• EXERCISE BRIEF
Restate each entry word for word, leaving nothing out.

--- Begin SUPPLIED RECORDS ---

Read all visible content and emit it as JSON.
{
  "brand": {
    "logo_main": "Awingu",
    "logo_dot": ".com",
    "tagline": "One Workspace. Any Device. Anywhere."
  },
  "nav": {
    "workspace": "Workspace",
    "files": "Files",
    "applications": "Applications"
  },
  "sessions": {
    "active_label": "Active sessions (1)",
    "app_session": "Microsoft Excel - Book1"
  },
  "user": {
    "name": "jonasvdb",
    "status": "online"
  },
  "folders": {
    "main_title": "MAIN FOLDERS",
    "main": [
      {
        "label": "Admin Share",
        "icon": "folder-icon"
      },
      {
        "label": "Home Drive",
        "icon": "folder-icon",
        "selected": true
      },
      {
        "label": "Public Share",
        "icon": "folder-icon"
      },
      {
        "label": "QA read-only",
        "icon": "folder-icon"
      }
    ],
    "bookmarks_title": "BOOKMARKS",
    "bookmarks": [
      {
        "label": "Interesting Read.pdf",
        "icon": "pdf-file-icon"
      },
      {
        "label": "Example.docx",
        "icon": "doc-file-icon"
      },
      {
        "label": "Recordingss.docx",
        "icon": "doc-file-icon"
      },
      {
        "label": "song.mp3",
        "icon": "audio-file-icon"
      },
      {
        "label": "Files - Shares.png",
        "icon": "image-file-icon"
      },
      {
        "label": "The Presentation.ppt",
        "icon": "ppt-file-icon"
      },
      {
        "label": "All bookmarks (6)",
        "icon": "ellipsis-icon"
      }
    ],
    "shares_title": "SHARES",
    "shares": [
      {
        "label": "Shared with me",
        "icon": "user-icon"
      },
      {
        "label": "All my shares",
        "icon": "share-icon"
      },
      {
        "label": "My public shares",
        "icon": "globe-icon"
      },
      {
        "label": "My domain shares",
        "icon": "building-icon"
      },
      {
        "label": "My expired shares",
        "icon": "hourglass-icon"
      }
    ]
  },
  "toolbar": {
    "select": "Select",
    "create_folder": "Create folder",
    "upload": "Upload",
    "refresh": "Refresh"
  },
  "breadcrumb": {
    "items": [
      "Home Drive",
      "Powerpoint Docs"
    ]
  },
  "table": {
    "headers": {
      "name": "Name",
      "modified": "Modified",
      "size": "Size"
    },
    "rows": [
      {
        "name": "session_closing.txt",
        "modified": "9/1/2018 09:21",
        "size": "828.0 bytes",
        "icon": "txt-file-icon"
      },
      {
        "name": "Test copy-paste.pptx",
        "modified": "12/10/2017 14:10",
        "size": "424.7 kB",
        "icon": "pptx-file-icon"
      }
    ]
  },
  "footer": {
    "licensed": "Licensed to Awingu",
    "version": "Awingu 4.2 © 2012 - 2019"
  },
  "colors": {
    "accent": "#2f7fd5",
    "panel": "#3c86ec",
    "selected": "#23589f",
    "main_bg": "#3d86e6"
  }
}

--- End SUPPLIED RECORDS ---

• SOLVED EXERCISE
Read all visible content and emit it as JSON.
{
  "brand": {
    "logo_main": "Awingu",
    "logo_dot": ".com",
    "tagline": "One Workspace. Any Device. Anywhere."
  },
  "nav": {
    "workspace": "Workspace",
    "files": "Files",
    "applications": "Applications"
  },
  "sessions": {
    "active_label": "Active sessions (1)",
    "app_session": "Microsoft Excel - Book1"
  },
  "user": {
    "name": "jonasvdb",
    "status": "online"
  },
  "folders": {
    "main_title": "MAIN FOLDERS",
    "main": [
      {
        "label": "Admin Share",
        "icon": "folder-icon"
      },
      {
        "label": "Home Drive",
        "icon": "folder-icon",
        "selected": true
      },
      {
        "label": "Public Share",
        "icon": "folder-icon"
      },
      {
        "label": "QA read-only",
        "icon": "folder-icon"
      }
    ],
    "bookmarks_title": "BOOKMARKS",
    "bookmarks": [
      {
        "label": "Interesting Read.pdf",
        "icon": "pdf-file-icon"
      },
      {
        "label": "Example.docx",
        "icon": "doc-file-icon"
      },
      {
        "label": "Recordingss.docx",
        "icon": "doc-file-icon"
      },
      {
        "label": "song.mp3",
        "icon": "audio-file-icon"
      },
      {
        "label": "Files - Shares.png",
        "icon": "image-file-icon"
      },
      {
        "label": "The Presentation.ppt",
        "icon": "ppt-file-icon"
      },
      {
        "label": "All bookmarks (6)",
        "icon": "ellipsis-icon"
      }
    ],
    "shares_title": "SHARES",
    "shares": [
      {
        "label": "Shared with me",
        "icon": "user-icon"
      },
      {
        "label": "All my shares",
        "icon": "share-icon"
      },
      {
        "label": "My public shares",
        "icon": "globe-icon"
      },
      {
        "label": "My domain shares",
        "icon": "building-icon"
      },
      {
        "label": "My expired shares",
        "icon": "hourglass-icon"
      }
    ]
  },
  "toolbar": {
    "select": "Select",
    "create_folder": "Create folder",
    "upload": "Upload",
    "refresh": "Refresh"
  },
  "breadcrumb": {
    "items": [
      "Home Drive",
      "Powerpoint Docs"
    ]
  },
  "table": {
    "headers": {
      "name": "Name",
      "modified": "Modified",
      "size": "Size"
    },
    "rows": [
      {
        "name": "session_closing.txt",
        "modified": "9/1/2018 09:21",
        "size": "828.0 bytes",
        "icon": "txt-file-icon"
      },
      {
        "name": "Test copy-paste.pptx",
        "modified": "12/10/2017 14:10",
        "size": "424.7 kB",
        "icon": "pptx-file-icon"
      }
    ]
  },
  "footer": {
    "licensed": "Licensed to Awingu",
    "version": "Awingu 4.2 © 2012 - 2019"
  },
  "colors": {
    "accent": "#2f7fd5",
    "panel": "#3c86ec",
    "selected": "#23589f",
    "main_bg": "#3d86e6"
  }
}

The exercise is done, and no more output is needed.